Uses : : It is Tonic, Diuretic
and Alterative. It is used in treatment of leporasy and known to ameliorate
the symptoms of the disease and improves general health of the patient.
It is a brain tonic and stimulates hair growth.
Centella asiatica is a small
herbaceous annual plant of the family Apiaceae, native to Asia. Common
names include Gotu Kola, Asiatic Pennywort, Antanan, Pegaga, and Brahmi
(although this last name is shared with Bacopa monnieri and other herbs).
It is used as a medicinal herb in Ayurvedic medicine and traditional Chinese
medicine.
The stems are slender, creeping
stolons, green to reddish green in color, interconnecting one plant to
another. It has long-stalked, green, reniform leaves with rounded apices
which have smooth texture with palmately netted veins. The leaves are born
on pericladial petioles, around 20 cm. The rootstock consists of rhizomes,
growing vertically down. They are creamish in color and covered with root
hairs.
The flowers are pinkish to
red in color, born in small, rounded bunches (umbels) near the surface
of the soil. Each flower is partly enclosed in two green bracts. The hermaphrodite
flowers are minute in size (less than 3 mm), with 5-6 corolla lobes per
flower. Each flower bears five stamens and two styles.

Items listed in a dataset
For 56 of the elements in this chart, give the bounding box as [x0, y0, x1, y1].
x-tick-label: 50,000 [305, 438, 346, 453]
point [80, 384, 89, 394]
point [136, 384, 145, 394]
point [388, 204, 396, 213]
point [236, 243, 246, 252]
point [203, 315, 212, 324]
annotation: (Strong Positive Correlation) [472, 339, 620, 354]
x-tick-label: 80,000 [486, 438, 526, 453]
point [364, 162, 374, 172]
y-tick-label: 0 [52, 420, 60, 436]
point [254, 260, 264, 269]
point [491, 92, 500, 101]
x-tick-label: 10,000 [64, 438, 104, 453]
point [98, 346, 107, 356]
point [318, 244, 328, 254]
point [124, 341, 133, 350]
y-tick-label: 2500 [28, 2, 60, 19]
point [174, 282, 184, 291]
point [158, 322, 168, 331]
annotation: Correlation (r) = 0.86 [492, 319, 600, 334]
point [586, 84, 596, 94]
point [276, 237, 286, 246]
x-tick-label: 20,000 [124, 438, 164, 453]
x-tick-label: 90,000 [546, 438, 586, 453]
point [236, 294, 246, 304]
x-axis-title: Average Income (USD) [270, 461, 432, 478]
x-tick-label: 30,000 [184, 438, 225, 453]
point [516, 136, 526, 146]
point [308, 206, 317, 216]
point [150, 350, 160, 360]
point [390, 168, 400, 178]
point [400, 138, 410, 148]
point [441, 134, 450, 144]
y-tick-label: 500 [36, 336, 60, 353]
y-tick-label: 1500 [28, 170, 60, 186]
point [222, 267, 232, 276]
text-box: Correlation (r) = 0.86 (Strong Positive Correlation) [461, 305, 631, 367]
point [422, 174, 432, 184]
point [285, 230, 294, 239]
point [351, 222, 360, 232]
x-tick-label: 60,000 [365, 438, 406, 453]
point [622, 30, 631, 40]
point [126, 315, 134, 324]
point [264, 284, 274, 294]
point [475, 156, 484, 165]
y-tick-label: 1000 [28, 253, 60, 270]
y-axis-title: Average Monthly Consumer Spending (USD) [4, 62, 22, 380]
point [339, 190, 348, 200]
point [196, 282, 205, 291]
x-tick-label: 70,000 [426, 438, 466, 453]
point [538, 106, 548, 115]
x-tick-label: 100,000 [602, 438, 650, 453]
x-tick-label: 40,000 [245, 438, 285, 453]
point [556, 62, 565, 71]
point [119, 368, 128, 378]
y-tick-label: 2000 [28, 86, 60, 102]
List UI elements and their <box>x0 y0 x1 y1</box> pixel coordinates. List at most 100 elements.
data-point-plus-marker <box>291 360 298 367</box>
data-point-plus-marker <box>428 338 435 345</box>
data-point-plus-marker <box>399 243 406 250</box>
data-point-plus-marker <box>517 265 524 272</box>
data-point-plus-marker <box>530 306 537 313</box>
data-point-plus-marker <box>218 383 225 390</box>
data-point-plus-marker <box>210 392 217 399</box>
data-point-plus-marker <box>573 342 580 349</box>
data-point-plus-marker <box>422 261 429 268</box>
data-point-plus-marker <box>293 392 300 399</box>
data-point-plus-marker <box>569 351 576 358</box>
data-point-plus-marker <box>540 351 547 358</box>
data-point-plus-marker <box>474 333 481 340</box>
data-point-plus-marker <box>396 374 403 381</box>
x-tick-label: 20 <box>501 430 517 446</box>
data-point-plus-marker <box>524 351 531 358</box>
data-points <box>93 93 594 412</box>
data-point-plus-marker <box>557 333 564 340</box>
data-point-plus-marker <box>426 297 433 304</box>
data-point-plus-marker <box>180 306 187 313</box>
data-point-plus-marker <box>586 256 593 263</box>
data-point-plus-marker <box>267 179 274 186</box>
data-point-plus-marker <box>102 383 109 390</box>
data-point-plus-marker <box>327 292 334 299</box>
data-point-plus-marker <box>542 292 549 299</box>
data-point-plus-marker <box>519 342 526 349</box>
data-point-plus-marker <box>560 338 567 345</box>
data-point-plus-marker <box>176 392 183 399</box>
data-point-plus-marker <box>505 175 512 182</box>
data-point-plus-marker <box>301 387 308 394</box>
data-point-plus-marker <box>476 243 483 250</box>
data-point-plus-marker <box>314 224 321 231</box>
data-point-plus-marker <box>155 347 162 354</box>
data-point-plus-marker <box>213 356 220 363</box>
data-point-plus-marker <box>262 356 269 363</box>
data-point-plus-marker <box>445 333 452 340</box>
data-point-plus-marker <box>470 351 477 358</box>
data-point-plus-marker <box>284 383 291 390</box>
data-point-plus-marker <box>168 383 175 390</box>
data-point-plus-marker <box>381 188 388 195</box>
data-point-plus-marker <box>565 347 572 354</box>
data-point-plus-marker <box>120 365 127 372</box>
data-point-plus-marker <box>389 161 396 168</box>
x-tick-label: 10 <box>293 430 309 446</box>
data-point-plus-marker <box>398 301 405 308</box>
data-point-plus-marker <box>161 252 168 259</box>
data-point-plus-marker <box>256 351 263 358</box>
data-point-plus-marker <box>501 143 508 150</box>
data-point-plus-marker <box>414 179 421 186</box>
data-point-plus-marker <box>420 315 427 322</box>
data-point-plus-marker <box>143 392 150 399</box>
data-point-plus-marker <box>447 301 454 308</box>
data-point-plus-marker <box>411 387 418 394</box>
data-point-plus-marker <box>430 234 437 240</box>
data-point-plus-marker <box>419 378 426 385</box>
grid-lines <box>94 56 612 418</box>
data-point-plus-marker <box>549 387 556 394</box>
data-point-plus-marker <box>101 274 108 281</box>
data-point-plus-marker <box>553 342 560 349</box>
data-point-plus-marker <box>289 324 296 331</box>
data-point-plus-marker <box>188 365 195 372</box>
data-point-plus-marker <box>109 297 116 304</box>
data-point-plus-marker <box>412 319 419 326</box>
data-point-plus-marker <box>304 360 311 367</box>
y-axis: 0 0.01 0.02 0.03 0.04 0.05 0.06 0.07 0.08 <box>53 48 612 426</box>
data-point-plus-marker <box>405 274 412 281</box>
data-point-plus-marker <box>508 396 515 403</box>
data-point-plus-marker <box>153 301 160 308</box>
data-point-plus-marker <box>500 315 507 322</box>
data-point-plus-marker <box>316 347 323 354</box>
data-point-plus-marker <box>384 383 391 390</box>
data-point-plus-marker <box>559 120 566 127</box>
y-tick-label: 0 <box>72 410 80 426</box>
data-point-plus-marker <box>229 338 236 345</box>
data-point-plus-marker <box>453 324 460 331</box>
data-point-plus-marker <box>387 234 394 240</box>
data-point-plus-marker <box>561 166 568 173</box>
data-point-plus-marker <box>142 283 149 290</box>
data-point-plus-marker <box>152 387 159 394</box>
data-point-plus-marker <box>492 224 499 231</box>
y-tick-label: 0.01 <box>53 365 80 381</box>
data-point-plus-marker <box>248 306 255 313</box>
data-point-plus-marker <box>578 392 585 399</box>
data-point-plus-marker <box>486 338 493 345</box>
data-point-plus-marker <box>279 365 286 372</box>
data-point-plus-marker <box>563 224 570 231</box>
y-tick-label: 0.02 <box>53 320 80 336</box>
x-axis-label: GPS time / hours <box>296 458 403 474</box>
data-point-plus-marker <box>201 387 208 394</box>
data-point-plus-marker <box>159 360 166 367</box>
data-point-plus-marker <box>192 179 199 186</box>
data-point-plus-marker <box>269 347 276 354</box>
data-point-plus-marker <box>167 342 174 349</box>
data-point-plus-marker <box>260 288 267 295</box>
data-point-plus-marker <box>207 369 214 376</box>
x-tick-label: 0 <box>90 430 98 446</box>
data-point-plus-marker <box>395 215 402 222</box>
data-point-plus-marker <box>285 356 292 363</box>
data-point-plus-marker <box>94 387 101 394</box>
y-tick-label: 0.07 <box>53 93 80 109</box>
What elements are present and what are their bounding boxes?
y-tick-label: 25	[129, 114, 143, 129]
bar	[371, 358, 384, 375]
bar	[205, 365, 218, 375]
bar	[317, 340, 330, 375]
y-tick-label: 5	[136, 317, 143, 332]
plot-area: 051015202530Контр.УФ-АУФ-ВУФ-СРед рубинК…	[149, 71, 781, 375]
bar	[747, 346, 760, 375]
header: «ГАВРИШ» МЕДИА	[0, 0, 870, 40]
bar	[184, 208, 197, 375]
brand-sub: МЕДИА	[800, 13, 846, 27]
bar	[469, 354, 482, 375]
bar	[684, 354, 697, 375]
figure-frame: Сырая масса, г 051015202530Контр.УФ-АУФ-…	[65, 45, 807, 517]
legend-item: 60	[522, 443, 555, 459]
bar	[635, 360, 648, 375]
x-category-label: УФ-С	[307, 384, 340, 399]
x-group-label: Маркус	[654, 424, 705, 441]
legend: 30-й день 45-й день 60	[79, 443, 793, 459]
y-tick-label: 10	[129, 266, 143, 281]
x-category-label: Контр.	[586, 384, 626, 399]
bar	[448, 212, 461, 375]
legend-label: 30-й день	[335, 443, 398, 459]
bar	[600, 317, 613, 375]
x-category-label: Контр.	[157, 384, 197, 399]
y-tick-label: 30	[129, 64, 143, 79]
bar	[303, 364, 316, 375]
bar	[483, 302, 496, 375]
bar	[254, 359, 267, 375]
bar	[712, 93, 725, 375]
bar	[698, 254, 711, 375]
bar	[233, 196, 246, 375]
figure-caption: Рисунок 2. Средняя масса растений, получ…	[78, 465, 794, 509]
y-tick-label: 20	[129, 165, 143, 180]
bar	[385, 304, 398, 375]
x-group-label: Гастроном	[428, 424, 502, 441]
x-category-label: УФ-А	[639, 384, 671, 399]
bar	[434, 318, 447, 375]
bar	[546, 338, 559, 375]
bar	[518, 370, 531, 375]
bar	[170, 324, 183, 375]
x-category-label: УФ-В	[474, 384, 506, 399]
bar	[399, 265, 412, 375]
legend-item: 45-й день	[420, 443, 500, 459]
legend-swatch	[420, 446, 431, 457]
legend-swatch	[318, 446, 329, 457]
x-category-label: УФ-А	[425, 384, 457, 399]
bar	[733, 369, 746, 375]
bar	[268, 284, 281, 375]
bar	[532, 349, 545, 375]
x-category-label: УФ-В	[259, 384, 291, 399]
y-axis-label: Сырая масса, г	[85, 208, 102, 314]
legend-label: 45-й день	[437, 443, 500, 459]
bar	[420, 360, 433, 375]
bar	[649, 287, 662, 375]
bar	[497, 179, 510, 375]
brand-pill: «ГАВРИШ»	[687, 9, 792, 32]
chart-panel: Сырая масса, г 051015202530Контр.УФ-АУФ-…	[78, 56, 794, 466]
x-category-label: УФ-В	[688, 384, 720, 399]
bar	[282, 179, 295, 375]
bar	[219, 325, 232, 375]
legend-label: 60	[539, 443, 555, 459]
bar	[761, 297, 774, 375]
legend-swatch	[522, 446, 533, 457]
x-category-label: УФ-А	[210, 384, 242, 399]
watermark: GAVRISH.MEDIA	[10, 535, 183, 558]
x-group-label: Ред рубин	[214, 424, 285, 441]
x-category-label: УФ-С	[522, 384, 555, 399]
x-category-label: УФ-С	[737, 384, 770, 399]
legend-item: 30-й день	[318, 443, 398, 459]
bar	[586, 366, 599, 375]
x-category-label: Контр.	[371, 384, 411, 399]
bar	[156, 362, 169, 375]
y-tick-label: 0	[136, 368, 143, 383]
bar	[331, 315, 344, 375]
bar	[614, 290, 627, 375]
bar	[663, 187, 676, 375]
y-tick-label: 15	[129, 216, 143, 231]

**YOUR OBJECTIVE**
Decide whether each statement below agrees with the text on Centella asiatica, answering yes or no and quoting the deciding words of the text: (a) the plant is native to Asia; (b) each flower bears five stamens and three styles; (c) the rhizomes of the rootstock grow horizontally.

**EXERCISE SOLUTION**
(a) Yes: "native to Asia"
(b) No: "Each flower bears five stamens and two styles."
(c) No: "growing vertically down"